**Exercise inputs:**
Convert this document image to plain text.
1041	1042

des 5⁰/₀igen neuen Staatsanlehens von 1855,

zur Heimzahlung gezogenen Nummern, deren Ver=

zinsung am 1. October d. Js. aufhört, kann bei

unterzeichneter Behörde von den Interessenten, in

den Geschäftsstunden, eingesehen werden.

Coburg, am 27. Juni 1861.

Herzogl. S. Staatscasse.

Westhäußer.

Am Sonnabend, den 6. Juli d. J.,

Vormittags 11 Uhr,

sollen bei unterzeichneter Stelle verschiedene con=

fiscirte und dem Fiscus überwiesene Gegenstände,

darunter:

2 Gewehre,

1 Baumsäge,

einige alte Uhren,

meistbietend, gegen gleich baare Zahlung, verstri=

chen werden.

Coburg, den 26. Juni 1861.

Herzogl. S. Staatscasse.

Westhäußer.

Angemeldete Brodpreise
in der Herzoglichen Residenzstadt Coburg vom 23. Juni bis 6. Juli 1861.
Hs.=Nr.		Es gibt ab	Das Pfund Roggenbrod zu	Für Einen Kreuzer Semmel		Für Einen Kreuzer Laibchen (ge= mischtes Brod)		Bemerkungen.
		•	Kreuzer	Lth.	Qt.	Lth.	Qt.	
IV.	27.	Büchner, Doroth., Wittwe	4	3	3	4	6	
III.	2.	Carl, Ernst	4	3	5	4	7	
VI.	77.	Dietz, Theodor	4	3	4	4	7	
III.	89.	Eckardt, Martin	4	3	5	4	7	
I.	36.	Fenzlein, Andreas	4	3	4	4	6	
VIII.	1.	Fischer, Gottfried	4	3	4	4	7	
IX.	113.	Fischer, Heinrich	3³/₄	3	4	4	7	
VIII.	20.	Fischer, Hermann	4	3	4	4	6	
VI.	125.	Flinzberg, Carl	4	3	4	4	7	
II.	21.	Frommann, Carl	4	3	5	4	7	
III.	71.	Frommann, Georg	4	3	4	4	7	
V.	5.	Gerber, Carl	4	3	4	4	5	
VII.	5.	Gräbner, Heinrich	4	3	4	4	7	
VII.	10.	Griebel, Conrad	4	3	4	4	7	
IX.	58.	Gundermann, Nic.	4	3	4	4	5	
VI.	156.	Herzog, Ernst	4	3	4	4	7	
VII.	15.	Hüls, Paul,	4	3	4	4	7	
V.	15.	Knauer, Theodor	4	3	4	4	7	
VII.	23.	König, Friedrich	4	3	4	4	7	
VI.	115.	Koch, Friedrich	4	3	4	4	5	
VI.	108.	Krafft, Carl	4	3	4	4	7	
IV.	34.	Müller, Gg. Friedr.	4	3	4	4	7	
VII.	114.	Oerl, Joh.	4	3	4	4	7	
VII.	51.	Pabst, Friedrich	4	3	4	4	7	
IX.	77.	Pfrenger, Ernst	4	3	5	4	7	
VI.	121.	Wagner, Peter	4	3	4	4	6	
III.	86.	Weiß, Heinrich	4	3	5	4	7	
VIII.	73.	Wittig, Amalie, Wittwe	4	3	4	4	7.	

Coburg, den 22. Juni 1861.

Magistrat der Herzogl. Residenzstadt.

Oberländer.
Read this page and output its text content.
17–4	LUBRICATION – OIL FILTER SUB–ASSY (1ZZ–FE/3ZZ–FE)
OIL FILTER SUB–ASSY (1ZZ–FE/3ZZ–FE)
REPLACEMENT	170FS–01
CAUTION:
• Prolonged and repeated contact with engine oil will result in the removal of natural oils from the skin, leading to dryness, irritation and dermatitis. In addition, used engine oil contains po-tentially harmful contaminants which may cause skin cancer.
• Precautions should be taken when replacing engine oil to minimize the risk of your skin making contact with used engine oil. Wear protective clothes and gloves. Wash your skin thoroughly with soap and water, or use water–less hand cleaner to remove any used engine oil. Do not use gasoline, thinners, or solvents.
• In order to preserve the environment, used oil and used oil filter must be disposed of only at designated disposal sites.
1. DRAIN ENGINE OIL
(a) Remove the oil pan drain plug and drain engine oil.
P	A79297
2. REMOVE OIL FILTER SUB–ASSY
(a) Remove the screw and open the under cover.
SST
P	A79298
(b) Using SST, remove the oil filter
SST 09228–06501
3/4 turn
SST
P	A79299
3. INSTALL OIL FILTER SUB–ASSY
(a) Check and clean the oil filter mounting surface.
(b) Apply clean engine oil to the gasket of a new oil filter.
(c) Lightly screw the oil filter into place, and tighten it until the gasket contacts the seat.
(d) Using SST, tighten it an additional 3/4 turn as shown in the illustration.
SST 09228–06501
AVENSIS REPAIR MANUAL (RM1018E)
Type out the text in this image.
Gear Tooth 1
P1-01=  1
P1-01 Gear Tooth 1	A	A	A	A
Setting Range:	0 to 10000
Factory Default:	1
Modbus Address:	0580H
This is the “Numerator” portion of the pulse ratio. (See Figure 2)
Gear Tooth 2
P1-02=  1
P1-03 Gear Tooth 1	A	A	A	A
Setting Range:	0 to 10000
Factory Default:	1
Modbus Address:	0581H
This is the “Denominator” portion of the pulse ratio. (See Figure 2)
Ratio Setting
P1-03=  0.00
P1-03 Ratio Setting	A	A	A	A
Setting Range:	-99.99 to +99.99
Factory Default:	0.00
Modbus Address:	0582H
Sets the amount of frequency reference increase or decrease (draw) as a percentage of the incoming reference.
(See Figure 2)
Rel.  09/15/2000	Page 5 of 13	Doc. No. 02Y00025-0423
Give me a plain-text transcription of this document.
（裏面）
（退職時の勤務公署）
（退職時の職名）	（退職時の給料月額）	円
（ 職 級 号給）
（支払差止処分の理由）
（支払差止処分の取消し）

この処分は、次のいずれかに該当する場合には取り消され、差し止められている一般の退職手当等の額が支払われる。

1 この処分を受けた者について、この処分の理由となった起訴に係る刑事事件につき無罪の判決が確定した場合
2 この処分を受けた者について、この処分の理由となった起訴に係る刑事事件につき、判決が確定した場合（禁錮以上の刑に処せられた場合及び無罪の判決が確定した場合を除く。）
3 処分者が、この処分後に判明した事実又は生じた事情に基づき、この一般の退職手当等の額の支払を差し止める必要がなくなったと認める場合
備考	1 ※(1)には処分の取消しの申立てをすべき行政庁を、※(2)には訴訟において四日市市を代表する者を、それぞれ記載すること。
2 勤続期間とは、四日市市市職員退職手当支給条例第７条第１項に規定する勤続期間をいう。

**Required work:**
Output, unchanged, the lines from the line with "Type out the text in this image." through the final line of the material.

**Exercise answer:**
Type out the text in this image.
Gear Tooth 1
P1-01=  1
P1-01 Gear Tooth 1	A	A	A	A
Setting Range:	0 to 10000
Factory Default:	1
Modbus Address:	0580H
This is the “Numerator” portion of the pulse ratio. (See Figure 2)
Gear Tooth 2
P1-02=  1
P1-03 Gear Tooth 1	A	A	A	A
Setting Range:	0 to 10000
Factory Default:	1
Modbus Address:	0581H
This is the “Denominator” portion of the pulse ratio. (See Figure 2)
Ratio Setting
P1-03=  0.00
P1-03 Ratio Setting	A	A	A	A
Setting Range:	-99.99 to +99.99
Factory Default:	0.00
Modbus Address:	0582H
Sets the amount of frequency reference increase or decrease (draw) as a percentage of the incoming reference.
(See Figure 2)
Rel.  09/15/2000	Page 5 of 13	Doc. No. 02Y00025-0423
Give me a plain-text transcription of this document.
（裏面）
（退職時の勤務公署）
（退職時の職名）	（退職時の給料月額）	円
（ 職 級 号給）
（支払差止処分の理由）
（支払差止処分の取消し）

この処分は、次のいずれかに該当する場合には取り消され、差し止められている一般の退職手当等の額が支払われる。

1 この処分を受けた者について、この処分の理由となった起訴に係る刑事事件につき無罪の判決が確定した場合
2 この処分を受けた者について、この処分の理由となった起訴に係る刑事事件につき、判決が確定した場合（禁錮以上の刑に処せられた場合及び無罪の判決が確定した場合を除く。）
3 処分者が、この処分後に判明した事実又は生じた事情に基づき、この一般の退職手当等の額の支払を差し止める必要がなくなったと認める場合
備考	1 ※(1)には処分の取消しの申立てをすべき行政庁を、※(2)には訴訟において四日市市を代表する者を、それぞれ記載すること。
2 勤続期間とは、四日市市市職員退職手当支給条例第７条第１項に規定する勤続期間をいう。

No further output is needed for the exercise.